### EXERCISE DIRECTIONS
Every line must be returned precisely as it is written.

### Figure contents as structured data
# # # # # # #

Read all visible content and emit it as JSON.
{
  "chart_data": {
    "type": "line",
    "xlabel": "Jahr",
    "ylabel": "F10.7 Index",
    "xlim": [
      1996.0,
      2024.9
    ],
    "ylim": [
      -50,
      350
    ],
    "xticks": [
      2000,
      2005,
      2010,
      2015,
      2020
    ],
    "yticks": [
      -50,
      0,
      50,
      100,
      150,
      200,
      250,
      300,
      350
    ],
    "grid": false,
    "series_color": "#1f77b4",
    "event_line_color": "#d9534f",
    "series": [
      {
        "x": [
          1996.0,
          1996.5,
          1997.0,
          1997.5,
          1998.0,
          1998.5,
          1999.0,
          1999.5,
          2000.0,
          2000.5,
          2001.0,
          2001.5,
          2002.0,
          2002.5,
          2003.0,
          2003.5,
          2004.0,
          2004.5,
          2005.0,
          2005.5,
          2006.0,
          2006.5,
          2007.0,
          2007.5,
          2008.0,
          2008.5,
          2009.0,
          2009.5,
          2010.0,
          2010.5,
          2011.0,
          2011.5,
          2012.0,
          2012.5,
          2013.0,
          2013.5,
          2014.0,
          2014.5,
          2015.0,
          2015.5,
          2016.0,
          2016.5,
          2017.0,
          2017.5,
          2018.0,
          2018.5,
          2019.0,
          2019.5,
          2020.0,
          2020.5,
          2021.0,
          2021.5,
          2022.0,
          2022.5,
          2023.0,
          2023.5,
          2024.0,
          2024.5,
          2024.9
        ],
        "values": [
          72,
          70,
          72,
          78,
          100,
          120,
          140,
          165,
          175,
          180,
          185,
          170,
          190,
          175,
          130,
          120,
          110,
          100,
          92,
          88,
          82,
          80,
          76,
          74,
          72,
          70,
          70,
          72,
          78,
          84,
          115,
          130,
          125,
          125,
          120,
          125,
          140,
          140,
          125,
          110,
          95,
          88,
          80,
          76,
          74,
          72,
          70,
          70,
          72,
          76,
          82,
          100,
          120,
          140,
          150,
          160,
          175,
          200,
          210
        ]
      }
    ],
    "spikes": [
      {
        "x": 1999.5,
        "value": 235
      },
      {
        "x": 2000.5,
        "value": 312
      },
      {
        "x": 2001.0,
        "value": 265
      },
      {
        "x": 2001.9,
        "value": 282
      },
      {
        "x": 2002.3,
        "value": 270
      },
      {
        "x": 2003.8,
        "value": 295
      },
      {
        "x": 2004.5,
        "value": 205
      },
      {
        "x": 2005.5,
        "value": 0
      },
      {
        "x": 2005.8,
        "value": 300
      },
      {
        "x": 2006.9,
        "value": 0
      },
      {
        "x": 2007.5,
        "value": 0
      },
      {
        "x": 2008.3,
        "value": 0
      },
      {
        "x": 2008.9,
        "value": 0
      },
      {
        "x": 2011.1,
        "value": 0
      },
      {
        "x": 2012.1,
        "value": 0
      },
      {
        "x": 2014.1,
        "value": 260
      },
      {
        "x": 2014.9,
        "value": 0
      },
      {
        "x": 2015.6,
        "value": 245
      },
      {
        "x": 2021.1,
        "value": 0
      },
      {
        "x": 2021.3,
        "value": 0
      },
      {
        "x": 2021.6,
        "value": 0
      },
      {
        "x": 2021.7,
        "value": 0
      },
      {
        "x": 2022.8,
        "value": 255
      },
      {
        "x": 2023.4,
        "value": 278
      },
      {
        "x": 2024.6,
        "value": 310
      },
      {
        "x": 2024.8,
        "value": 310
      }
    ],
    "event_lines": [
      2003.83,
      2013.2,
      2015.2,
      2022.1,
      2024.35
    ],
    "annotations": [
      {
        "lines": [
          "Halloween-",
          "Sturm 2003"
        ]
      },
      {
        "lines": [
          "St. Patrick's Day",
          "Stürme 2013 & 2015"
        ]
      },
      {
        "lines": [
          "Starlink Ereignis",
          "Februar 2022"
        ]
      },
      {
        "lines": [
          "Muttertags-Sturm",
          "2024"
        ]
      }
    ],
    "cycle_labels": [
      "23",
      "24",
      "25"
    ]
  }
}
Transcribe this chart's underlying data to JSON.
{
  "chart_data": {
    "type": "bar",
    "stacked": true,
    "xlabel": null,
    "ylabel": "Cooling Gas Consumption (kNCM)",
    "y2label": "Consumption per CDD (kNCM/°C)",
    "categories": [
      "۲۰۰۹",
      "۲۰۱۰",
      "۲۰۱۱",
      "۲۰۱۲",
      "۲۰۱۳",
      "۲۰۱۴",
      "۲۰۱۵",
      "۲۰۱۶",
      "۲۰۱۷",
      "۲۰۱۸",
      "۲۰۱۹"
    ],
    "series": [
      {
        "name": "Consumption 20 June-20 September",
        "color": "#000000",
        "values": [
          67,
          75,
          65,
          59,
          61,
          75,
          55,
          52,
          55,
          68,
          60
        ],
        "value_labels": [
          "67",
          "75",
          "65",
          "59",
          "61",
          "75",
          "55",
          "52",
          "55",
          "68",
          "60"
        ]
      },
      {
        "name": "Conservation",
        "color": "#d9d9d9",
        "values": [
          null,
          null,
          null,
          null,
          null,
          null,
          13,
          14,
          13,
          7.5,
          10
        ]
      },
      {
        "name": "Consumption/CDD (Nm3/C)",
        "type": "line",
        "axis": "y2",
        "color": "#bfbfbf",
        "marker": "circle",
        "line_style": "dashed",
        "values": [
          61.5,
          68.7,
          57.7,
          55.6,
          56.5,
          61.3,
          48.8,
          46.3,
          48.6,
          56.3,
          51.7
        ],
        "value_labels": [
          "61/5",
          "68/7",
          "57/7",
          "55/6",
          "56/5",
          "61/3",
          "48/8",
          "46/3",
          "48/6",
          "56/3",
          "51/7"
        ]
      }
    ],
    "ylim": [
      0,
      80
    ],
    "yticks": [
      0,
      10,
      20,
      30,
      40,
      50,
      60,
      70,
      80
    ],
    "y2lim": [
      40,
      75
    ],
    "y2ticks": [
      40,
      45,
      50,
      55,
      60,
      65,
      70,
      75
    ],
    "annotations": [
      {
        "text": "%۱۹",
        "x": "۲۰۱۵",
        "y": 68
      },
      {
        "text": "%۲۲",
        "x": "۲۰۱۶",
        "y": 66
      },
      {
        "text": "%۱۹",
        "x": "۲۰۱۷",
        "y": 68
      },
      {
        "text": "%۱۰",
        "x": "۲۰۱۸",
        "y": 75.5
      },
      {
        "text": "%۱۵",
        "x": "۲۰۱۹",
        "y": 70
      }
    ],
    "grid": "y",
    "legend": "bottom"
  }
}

# # # # # # #

### EXERCISE OUTPUT
Read all visible content and emit it as JSON.
{
  "chart_data": {
    "type": "line",
    "xlabel": "Jahr",
    "ylabel": "F10.7 Index",
    "xlim": [
      1996.0,
      2024.9
    ],
    "ylim": [
      -50,
      350
    ],
    "xticks": [
      2000,
      2005,
      2010,
      2015,
      2020
    ],
    "yticks": [
      -50,
      0,
      50,
      100,
      150,
      200,
      250,
      300,
      350
    ],
    "grid": false,
    "series_color": "#1f77b4",
    "event_line_color": "#d9534f",
    "series": [
      {
        "x": [
          1996.0,
          1996.5,
          1997.0,
          1997.5,
          1998.0,
          1998.5,
          1999.0,
          1999.5,
          2000.0,
          2000.5,
          2001.0,
          2001.5,
          2002.0,
          2002.5,
          2003.0,
          2003.5,
          2004.0,
          2004.5,
          2005.0,
          2005.5,
          2006.0,
          2006.5,
          2007.0,
          2007.5,
          2008.0,
          2008.5,
          2009.0,
          2009.5,
          2010.0,
          2010.5,
          2011.0,
          2011.5,
          2012.0,
          2012.5,
          2013.0,
          2013.5,
          2014.0,
          2014.5,
          2015.0,
          2015.5,
          2016.0,
          2016.5,
          2017.0,
          2017.5,
          2018.0,
          2018.5,
          2019.0,
          2019.5,
          2020.0,
          2020.5,
          2021.0,
          2021.5,
          2022.0,
          2022.5,
          2023.0,
          2023.5,
          2024.0,
          2024.5,
          2024.9
        ],
        "values": [
          72,
          70,
          72,
          78,
          100,
          120,
          140,
          165,
          175,
          180,
          185,
          170,
          190,
          175,
          130,
          120,
          110,
          100,
          92,
          88,
          82,
          80,
          76,
          74,
          72,
          70,
          70,
          72,
          78,
          84,
          115,
          130,
          125,
          125,
          120,
          125,
          140,
          140,
          125,
          110,
          95,
          88,
          80,
          76,
          74,
          72,
          70,
          70,
          72,
          76,
          82,
          100,
          120,
          140,
          150,
          160,
          175,
          200,
          210
        ]
      }
    ],
    "spikes": [
      {
        "x": 1999.5,
        "value": 235
      },
      {
        "x": 2000.5,
        "value": 312
      },
      {
        "x": 2001.0,
        "value": 265
      },
      {
        "x": 2001.9,
        "value": 282
      },
      {
        "x": 2002.3,
        "value": 270
      },
      {
        "x": 2003.8,
        "value": 295
      },
      {
        "x": 2004.5,
        "value": 205
      },
      {
        "x": 2005.5,
        "value": 0
      },
      {
        "x": 2005.8,
        "value": 300
      },
      {
        "x": 2006.9,
        "value": 0
      },
      {
        "x": 2007.5,
        "value": 0
      },
      {
        "x": 2008.3,
        "value": 0
      },
      {
        "x": 2008.9,
        "value": 0
      },
      {
        "x": 2011.1,
        "value": 0
      },
      {
        "x": 2012.1,
        "value": 0
      },
      {
        "x": 2014.1,
        "value": 260
      },
      {
        "x": 2014.9,
        "value": 0
      },
      {
        "x": 2015.6,
        "value": 245
      },
      {
        "x": 2021.1,
        "value": 0
      },
      {
        "x": 2021.3,
        "value": 0
      },
      {
        "x": 2021.6,
        "value": 0
      },
      {
        "x": 2021.7,
        "value": 0
      },
      {
        "x": 2022.8,
        "value": 255
      },
      {
        "x": 2023.4,
        "value": 278
      },
      {
        "x": 2024.6,
        "value": 310
      },
      {
        "x": 2024.8,
        "value": 310
      }
    ],
    "event_lines": [
      2003.83,
      2013.2,
      2015.2,
      2022.1,
      2024.35
    ],
    "annotations": [
      {
        "lines": [
          "Halloween-",
          "Sturm 2003"
        ]
      },
      {
        "lines": [
          "St. Patrick's Day",
          "Stürme 2013 & 2015"
        ]
      },
      {
        "lines": [
          "Starlink Ereignis",
          "Februar 2022"
        ]
      },
      {
        "lines": [
          "Muttertags-Sturm",
          "2024"
        ]
      }
    ],
    "cycle_labels": [
      "23",
      "24",
      "25"
    ]
  }
}
Transcribe this chart's underlying data to JSON.
{
  "chart_data": {
    "type": "bar",
    "stacked": true,
    "xlabel": null,
    "ylabel": "Cooling Gas Consumption (kNCM)",
    "y2label": "Consumption per CDD (kNCM/°C)",
    "categories": [
      "۲۰۰۹",
      "۲۰۱۰",
      "۲۰۱۱",
      "۲۰۱۲",
      "۲۰۱۳",
      "۲۰۱۴",
      "۲۰۱۵",
      "۲۰۱۶",
      "۲۰۱۷",
      "۲۰۱۸",
      "۲۰۱۹"
    ],
    "series": [
      {
        "name": "Consumption 20 June-20 September",
        "color": "#000000",
        "values": [
          67,
          75,
          65,
          59,
          61,
          75,
          55,
          52,
          55,
          68,
          60
        ],
        "value_labels": [
          "67",
          "75",
          "65",
          "59",
          "61",
          "75",
          "55",
          "52",
          "55",
          "68",
          "60"
        ]
      },
      {
        "name": "Conservation",
        "color": "#d9d9d9",
        "values": [
          null,
          null,
          null,
          null,
          null,
          null,
          13,
          14,
          13,
          7.5,
          10
        ]
      },
      {
        "name": "Consumption/CDD (Nm3/C)",
        "type": "line",
        "axis": "y2",
        "color": "#bfbfbf",
        "marker": "circle",
        "line_style": "dashed",
        "values": [
          61.5,
          68.7,
          57.7,
          55.6,
          56.5,
          61.3,
          48.8,
          46.3,
          48.6,
          56.3,
          51.7
        ],
        "value_labels": [
          "61/5",
          "68/7",
          "57/7",
          "55/6",
          "56/5",
          "61/3",
          "48/8",
          "46/3",
          "48/6",
          "56/3",
          "51/7"
        ]
      }
    ],
    "ylim": [
      0,
      80
    ],
    "yticks": [
      0,
      10,
      20,
      30,
      40,
      50,
      60,
      70,
      80
    ],
    "y2lim": [
      40,
      75
    ],
    "y2ticks": [
      40,
      45,
      50,
      55,
      60,
      65,
      70,
      75
    ],
    "annotations": [
      {
        "text": "%۱۹",
        "x": "۲۰۱۵",
        "y": 68
      },
      {
        "text": "%۲۲",
        "x": "۲۰۱۶",
        "y": 66
      },
      {
        "text": "%۱۹",
        "x": "۲۰۱۷",
        "y": 68
      },
      {
        "text": "%۱۰",
        "x": "۲۰۱۸",
        "y": 75.5
      },
      {
        "text": "%۱۵",
        "x": "۲۰۱۹",
        "y": 70
      }
    ],
    "grid": "y",
    "legend": "bottom"
  }
}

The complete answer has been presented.